[Records contained in a dataset]
/---

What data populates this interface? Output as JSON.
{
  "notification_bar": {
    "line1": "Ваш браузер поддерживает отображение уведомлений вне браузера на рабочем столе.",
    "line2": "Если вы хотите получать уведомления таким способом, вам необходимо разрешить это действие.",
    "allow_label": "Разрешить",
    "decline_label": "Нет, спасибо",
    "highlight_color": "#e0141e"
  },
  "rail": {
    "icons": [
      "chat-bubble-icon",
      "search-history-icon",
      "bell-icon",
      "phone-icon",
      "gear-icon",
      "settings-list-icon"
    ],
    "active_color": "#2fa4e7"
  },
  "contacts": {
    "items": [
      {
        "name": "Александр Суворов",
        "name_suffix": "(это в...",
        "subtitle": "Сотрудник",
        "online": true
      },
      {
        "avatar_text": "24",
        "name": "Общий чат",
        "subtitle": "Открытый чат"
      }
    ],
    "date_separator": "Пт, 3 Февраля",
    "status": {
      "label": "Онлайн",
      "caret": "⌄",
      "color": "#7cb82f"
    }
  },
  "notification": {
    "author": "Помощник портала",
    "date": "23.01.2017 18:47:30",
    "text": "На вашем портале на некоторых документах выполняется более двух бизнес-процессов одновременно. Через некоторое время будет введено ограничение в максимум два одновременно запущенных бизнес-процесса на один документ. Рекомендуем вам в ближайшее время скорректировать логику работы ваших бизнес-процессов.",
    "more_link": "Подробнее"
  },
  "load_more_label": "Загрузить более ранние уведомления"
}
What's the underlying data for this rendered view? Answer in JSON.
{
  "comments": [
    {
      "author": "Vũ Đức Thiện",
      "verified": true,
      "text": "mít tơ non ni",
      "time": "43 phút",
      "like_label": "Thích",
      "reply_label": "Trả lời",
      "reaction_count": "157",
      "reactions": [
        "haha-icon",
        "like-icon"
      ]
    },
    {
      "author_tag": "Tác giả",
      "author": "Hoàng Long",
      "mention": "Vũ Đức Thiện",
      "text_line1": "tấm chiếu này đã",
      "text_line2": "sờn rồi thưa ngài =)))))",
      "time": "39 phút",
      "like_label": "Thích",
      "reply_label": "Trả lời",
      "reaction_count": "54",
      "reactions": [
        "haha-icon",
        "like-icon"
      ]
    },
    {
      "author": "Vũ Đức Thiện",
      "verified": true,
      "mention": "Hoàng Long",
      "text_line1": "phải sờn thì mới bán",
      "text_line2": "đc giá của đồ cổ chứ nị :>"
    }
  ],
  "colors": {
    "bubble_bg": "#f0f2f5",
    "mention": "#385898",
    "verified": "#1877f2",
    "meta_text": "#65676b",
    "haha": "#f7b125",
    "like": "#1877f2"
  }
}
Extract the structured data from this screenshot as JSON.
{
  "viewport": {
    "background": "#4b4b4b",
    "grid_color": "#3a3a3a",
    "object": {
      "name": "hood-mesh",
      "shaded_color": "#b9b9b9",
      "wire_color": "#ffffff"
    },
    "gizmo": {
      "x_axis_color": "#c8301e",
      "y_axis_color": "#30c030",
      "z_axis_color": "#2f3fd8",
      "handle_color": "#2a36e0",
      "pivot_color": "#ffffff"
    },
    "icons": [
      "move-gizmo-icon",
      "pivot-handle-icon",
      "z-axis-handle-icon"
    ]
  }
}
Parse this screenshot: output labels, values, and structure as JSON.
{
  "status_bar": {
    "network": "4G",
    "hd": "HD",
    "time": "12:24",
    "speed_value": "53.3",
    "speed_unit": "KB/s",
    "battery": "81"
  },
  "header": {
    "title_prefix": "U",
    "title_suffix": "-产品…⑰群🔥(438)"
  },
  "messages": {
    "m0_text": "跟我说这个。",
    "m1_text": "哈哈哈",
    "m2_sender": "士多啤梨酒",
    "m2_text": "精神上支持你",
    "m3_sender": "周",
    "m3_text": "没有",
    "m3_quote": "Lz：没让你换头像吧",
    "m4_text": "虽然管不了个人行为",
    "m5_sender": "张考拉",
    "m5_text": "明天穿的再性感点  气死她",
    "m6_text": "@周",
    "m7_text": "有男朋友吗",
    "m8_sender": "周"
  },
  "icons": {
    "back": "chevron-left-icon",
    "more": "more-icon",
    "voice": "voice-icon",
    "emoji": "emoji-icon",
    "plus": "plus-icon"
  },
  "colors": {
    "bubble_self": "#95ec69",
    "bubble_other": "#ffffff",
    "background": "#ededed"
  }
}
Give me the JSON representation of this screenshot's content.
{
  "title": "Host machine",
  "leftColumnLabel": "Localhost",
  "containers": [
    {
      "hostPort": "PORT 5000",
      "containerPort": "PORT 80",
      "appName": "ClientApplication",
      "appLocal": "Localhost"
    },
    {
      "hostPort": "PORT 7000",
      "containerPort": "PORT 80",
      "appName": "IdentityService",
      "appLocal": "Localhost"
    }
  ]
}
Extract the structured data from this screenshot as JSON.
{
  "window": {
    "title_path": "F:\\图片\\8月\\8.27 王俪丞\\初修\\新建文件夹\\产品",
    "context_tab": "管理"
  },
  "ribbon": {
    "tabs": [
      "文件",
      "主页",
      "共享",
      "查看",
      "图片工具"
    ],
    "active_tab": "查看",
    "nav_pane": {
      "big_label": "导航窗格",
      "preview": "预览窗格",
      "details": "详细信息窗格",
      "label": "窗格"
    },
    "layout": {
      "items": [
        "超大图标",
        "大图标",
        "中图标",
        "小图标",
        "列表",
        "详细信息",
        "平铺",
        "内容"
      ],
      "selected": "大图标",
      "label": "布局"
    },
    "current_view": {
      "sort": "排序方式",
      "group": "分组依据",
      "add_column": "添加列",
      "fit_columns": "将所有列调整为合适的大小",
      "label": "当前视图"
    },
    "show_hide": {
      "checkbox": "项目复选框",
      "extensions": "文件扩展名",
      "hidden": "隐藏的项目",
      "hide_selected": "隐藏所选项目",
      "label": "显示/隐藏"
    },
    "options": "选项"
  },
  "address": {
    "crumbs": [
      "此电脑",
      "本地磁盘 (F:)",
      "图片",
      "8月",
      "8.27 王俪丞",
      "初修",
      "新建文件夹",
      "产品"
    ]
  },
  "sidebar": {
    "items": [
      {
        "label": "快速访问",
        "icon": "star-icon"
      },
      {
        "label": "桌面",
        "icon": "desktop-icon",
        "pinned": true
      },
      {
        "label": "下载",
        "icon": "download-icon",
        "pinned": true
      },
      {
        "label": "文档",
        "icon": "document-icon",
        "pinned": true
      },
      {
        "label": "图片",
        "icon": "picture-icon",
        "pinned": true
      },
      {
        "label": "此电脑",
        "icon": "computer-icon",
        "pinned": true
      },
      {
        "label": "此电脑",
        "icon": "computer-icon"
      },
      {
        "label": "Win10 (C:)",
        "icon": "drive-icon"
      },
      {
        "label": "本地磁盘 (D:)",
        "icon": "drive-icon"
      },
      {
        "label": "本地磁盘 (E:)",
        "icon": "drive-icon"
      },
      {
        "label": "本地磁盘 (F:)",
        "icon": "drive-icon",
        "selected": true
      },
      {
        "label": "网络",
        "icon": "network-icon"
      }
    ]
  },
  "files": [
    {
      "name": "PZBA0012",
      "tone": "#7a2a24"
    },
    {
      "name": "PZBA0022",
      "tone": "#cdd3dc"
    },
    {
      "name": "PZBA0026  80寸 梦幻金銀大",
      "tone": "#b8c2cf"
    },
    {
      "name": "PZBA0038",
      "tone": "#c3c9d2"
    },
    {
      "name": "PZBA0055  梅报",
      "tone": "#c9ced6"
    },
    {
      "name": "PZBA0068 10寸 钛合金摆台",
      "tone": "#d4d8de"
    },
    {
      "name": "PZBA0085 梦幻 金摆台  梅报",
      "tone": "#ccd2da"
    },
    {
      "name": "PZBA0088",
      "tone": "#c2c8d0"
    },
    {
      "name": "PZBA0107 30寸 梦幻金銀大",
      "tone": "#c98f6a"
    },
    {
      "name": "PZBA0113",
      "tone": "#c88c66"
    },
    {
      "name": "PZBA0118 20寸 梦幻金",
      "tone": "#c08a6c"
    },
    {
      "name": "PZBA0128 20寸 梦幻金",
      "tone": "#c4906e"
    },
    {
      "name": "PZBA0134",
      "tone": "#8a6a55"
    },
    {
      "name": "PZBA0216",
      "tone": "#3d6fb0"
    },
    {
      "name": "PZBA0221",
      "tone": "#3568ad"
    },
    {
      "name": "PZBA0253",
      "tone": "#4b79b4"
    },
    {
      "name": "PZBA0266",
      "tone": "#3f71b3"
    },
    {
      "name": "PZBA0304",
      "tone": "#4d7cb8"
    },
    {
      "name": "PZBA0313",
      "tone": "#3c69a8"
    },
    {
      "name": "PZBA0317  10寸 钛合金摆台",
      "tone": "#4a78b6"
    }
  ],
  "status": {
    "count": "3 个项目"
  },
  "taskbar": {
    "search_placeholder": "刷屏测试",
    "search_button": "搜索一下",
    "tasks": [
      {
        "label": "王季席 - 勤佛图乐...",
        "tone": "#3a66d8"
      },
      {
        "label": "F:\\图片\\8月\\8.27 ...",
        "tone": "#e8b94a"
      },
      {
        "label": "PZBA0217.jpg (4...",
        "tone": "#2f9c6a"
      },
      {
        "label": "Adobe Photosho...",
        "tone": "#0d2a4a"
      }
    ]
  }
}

\---

§ WRITTEN INSTRUCTION
Report only the count of lines that include the string "ffffff".

§ RESPONSE
3